**Written problem**
Return every line of the material exactly.

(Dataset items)

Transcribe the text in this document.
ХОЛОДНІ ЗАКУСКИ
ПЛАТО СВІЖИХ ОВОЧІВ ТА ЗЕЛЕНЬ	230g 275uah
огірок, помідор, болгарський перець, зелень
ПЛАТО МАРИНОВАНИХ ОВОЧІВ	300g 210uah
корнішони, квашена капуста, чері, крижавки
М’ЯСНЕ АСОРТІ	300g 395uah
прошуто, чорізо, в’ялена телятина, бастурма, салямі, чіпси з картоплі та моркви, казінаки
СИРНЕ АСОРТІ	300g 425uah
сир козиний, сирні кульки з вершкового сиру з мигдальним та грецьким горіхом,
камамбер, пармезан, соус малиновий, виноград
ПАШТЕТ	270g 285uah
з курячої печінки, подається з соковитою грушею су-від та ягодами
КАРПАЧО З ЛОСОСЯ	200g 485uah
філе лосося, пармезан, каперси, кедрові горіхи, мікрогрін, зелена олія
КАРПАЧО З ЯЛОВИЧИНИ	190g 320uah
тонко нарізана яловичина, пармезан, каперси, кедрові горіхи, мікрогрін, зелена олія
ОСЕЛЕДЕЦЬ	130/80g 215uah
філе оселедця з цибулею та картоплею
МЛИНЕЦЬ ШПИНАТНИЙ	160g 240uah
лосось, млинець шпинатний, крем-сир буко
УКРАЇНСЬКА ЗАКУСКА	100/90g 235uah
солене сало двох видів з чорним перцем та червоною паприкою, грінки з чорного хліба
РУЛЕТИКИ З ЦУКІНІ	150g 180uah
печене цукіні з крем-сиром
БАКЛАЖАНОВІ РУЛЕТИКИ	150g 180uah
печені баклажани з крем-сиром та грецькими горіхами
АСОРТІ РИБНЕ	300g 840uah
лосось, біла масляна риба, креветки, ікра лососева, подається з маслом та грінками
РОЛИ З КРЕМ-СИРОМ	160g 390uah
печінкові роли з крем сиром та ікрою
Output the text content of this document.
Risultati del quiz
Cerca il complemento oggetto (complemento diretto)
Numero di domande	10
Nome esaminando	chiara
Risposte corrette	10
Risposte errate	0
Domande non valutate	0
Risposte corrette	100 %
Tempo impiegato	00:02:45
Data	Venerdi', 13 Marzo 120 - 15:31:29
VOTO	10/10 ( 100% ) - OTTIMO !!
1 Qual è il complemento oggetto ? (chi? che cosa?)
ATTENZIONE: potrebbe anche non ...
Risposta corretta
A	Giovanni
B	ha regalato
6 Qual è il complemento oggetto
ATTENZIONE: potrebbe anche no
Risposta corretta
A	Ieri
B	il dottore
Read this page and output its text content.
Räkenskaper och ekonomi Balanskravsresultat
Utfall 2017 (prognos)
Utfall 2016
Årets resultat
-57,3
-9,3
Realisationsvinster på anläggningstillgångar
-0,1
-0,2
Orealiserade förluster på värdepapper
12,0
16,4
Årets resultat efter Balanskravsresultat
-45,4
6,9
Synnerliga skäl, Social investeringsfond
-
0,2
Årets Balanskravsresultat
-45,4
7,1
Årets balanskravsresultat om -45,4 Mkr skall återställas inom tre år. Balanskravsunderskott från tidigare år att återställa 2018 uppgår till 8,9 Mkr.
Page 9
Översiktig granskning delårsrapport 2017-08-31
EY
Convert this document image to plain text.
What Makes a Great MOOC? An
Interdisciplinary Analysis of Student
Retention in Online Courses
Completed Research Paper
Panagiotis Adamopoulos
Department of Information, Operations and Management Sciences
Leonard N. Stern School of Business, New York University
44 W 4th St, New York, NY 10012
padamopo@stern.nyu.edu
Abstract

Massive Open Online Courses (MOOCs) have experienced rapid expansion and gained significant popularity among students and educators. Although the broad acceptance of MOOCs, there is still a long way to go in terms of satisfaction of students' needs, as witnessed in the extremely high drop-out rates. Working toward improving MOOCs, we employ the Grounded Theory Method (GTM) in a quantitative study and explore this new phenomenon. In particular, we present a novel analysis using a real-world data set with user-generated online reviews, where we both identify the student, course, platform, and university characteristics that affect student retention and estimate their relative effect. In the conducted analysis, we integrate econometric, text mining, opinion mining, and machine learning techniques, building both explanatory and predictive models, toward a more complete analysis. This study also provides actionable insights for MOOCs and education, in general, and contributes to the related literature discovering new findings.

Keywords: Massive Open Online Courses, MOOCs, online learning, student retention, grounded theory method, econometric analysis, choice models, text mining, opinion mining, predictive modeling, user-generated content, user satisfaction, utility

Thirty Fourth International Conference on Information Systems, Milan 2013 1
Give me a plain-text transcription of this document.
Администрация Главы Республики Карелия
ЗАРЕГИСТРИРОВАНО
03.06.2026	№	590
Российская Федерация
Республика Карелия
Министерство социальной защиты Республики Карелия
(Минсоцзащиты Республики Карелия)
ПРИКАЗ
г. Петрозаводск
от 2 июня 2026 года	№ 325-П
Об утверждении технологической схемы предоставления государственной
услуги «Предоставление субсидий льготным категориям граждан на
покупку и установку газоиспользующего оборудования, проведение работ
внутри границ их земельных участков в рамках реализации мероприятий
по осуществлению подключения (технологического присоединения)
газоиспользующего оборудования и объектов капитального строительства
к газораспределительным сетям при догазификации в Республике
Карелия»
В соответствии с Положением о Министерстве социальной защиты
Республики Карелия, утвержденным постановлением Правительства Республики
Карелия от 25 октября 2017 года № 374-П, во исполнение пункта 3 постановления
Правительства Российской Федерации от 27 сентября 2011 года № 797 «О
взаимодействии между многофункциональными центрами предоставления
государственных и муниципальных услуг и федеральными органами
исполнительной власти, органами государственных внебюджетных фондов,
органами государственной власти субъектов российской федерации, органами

**Answer for the task**
Transcribe the text in this document.
ХОЛОДНІ ЗАКУСКИ
ПЛАТО СВІЖИХ ОВОЧІВ ТА ЗЕЛЕНЬ	230g 275uah
огірок, помідор, болгарський перець, зелень
ПЛАТО МАРИНОВАНИХ ОВОЧІВ	300g 210uah
корнішони, квашена капуста, чері, крижавки
М’ЯСНЕ АСОРТІ	300g 395uah
прошуто, чорізо, в’ялена телятина, бастурма, салямі, чіпси з картоплі та моркви, казінаки
СИРНЕ АСОРТІ	300g 425uah
сир козиний, сирні кульки з вершкового сиру з мигдальним та грецьким горіхом,
камамбер, пармезан, соус малиновий, виноград
ПАШТЕТ	270g 285uah
з курячої печінки, подається з соковитою грушею су-від та ягодами
КАРПАЧО З ЛОСОСЯ	200g 485uah
філе лосося, пармезан, каперси, кедрові горіхи, мікрогрін, зелена олія
КАРПАЧО З ЯЛОВИЧИНИ	190g 320uah
тонко нарізана яловичина, пармезан, каперси, кедрові горіхи, мікрогрін, зелена олія
ОСЕЛЕДЕЦЬ	130/80g 215uah
філе оселедця з цибулею та картоплею
МЛИНЕЦЬ ШПИНАТНИЙ	160g 240uah
лосось, млинець шпинатний, крем-сир буко
УКРАЇНСЬКА ЗАКУСКА	100/90g 235uah
солене сало двох видів з чорним перцем та червоною паприкою, грінки з чорного хліба
РУЛЕТИКИ З ЦУКІНІ	150g 180uah
печене цукіні з крем-сиром
БАКЛАЖАНОВІ РУЛЕТИКИ	150g 180uah
печені баклажани з крем-сиром та грецькими горіхами
АСОРТІ РИБНЕ	300g 840uah
лосось, біла масляна риба, креветки, ікра лососева, подається з маслом та грінками
РОЛИ З КРЕМ-СИРОМ	160g 390uah
печінкові роли з крем сиром та ікрою
Output the text content of this document.
Risultati del quiz
Cerca il complemento oggetto (complemento diretto)
Numero di domande	10
Nome esaminando	chiara
Risposte corrette	10
Risposte errate	0
Domande non valutate	0
Risposte corrette	100 %
Tempo impiegato	00:02:45
Data	Venerdi', 13 Marzo 120 - 15:31:29
VOTO	10/10 ( 100% ) - OTTIMO !!
1 Qual è il complemento oggetto ? (chi? che cosa?)
ATTENZIONE: potrebbe anche non ...
Risposta corretta
A	Giovanni
B	ha regalato
6 Qual è il complemento oggetto
ATTENZIONE: potrebbe anche no
Risposta corretta
A	Ieri
B	il dottore
Read this page and output its text content.
Räkenskaper och ekonomi Balanskravsresultat
Utfall 2017 (prognos)
Utfall 2016
Årets resultat
-57,3
-9,3
Realisationsvinster på anläggningstillgångar
-0,1
-0,2
Orealiserade förluster på värdepapper
12,0
16,4
Årets resultat efter Balanskravsresultat
-45,4
6,9
Synnerliga skäl, Social investeringsfond
-
0,2
Årets Balanskravsresultat
-45,4
7,1
Årets balanskravsresultat om -45,4 Mkr skall återställas inom tre år. Balanskravsunderskott från tidigare år att återställa 2018 uppgår till 8,9 Mkr.
Page 9
Översiktig granskning delårsrapport 2017-08-31
EY
Convert this document image to plain text.
What Makes a Great MOOC? An
Interdisciplinary Analysis of Student
Retention in Online Courses
Completed Research Paper
Panagiotis Adamopoulos
Department of Information, Operations and Management Sciences
Leonard N. Stern School of Business, New York University
44 W 4th St, New York, NY 10012
padamopo@stern.nyu.edu
Abstract

Massive Open Online Courses (MOOCs) have experienced rapid expansion and gained significant popularity among students and educators. Although the broad acceptance of MOOCs, there is still a long way to go in terms of satisfaction of students' needs, as witnessed in the extremely high drop-out rates. Working toward improving MOOCs, we employ the Grounded Theory Method (GTM) in a quantitative study and explore this new phenomenon. In particular, we present a novel analysis using a real-world data set with user-generated online reviews, where we both identify the student, course, platform, and university characteristics that affect student retention and estimate their relative effect. In the conducted analysis, we integrate econometric, text mining, opinion mining, and machine learning techniques, building both explanatory and predictive models, toward a more complete analysis. This study also provides actionable insights for MOOCs and education, in general, and contributes to the related literature discovering new findings.

Keywords: Massive Open Online Courses, MOOCs, online learning, student retention, grounded theory method, econometric analysis, choice models, text mining, opinion mining, predictive modeling, user-generated content, user satisfaction, utility

Thirty Fourth International Conference on Information Systems, Milan 2013 1
Give me a plain-text transcription of this document.
Администрация Главы Республики Карелия
ЗАРЕГИСТРИРОВАНО
03.06.2026	№	590
Российская Федерация
Республика Карелия
Министерство социальной защиты Республики Карелия
(Минсоцзащиты Республики Карелия)
ПРИКАЗ
г. Петрозаводск
от 2 июня 2026 года	№ 325-П
Об утверждении технологической схемы предоставления государственной
услуги «Предоставление субсидий льготным категориям граждан на
покупку и установку газоиспользующего оборудования, проведение работ
внутри границ их земельных участков в рамках реализации мероприятий
по осуществлению подключения (технологического присоединения)
газоиспользующего оборудования и объектов капитального строительства
к газораспределительным сетям при догазификации в Республике
Карелия»
В соответствии с Положением о Министерстве социальной защиты
Республики Карелия, утвержденным постановлением Правительства Республики
Карелия от 25 октября 2017 года № 374-П, во исполнение пункта 3 постановления
Правительства Российской Федерации от 27 сентября 2011 года № 797 «О
взаимодействии между многофункциональными центрами предоставления
государственных и муниципальных услуг и федеральными органами
исполнительной власти, органами государственных внебюджетных фондов,
органами государственной власти субъектов российской федерации, органами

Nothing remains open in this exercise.